[BEGIN Records to process]

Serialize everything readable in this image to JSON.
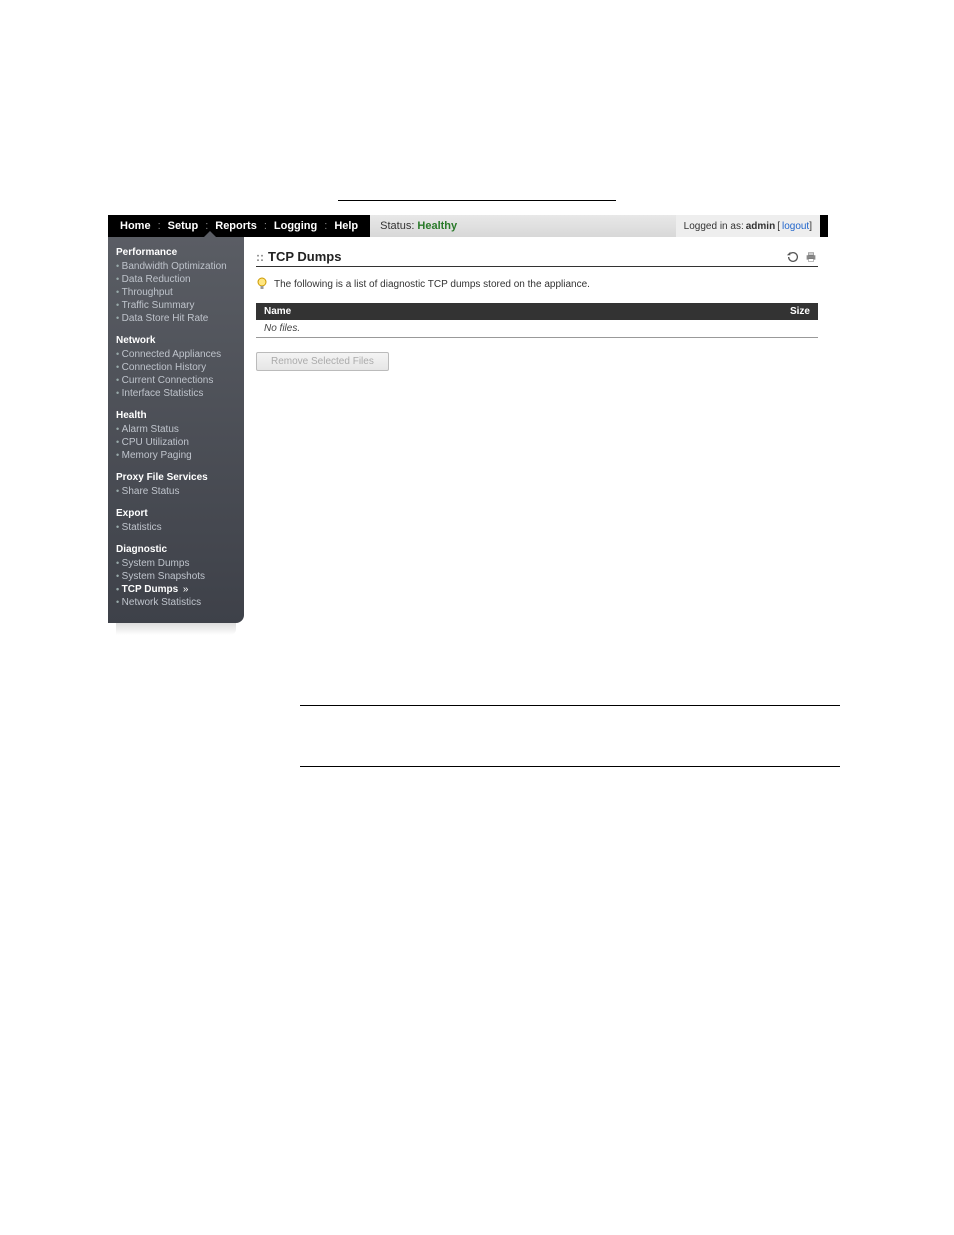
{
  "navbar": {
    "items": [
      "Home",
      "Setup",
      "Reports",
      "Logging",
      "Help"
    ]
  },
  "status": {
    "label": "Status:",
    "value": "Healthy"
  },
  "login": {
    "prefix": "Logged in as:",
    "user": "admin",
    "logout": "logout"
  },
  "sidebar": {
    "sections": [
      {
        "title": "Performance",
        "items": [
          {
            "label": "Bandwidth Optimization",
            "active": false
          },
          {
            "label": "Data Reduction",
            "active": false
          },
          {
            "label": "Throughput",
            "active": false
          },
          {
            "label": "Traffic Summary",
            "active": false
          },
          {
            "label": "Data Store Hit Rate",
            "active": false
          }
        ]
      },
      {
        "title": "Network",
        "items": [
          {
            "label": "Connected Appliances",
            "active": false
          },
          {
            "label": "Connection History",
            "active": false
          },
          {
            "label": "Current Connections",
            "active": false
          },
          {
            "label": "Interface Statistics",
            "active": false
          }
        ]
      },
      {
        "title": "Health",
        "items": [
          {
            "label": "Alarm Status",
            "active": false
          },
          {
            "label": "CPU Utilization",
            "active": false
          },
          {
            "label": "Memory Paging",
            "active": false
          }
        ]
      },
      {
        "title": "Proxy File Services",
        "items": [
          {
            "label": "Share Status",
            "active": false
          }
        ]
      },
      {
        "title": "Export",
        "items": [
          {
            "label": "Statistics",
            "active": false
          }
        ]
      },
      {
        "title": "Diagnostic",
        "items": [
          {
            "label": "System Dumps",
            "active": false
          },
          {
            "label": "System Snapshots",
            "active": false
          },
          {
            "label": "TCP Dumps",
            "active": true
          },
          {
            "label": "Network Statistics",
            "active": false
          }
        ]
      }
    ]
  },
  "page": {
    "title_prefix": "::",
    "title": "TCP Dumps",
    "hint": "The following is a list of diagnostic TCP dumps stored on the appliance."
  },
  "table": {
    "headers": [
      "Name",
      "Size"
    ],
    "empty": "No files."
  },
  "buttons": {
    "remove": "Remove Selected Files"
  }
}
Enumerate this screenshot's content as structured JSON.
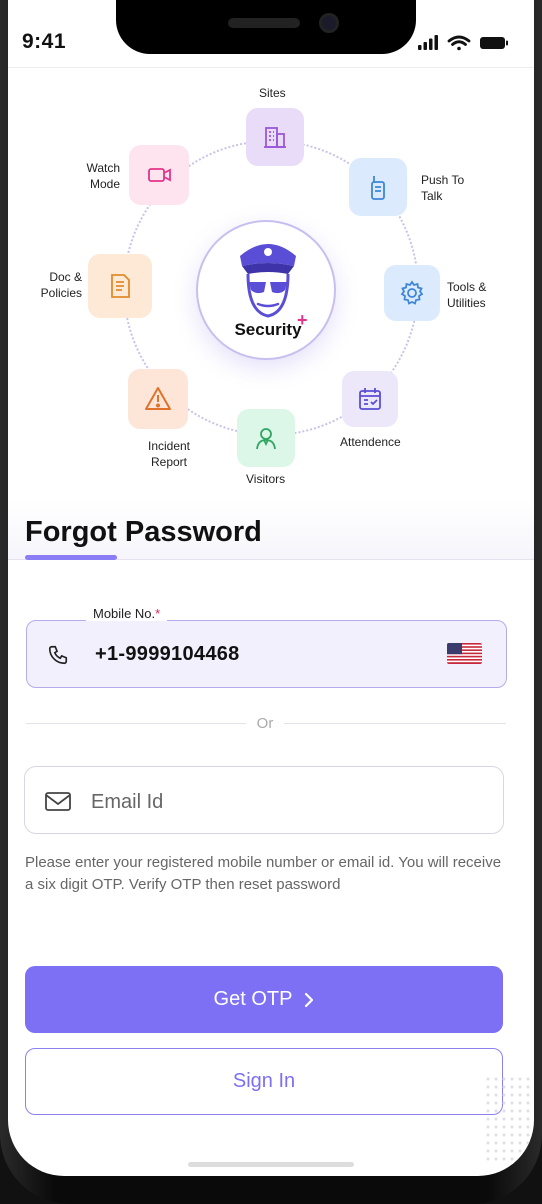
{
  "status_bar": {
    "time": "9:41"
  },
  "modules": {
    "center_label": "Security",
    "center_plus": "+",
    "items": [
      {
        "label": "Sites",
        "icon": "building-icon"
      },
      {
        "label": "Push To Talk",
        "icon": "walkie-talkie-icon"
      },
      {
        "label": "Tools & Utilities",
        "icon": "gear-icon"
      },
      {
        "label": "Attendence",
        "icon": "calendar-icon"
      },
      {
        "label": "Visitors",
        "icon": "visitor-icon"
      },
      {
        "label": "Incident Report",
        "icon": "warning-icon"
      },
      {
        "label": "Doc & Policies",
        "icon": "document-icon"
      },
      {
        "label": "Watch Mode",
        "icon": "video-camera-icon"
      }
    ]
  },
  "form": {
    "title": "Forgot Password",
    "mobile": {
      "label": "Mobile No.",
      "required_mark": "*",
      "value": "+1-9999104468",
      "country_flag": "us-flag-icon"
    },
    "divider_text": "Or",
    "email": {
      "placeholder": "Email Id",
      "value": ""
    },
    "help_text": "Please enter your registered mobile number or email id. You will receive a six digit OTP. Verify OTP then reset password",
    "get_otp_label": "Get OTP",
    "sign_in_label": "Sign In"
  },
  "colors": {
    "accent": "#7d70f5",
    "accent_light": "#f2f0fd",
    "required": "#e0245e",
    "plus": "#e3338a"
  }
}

[END Records to process]

* Request *
Show each line of the listing that holds the string "Statistics".

* Worked answer *
            "label": "Interface Statistics",
            "label": "Statistics",
            "label": "Network Statistics",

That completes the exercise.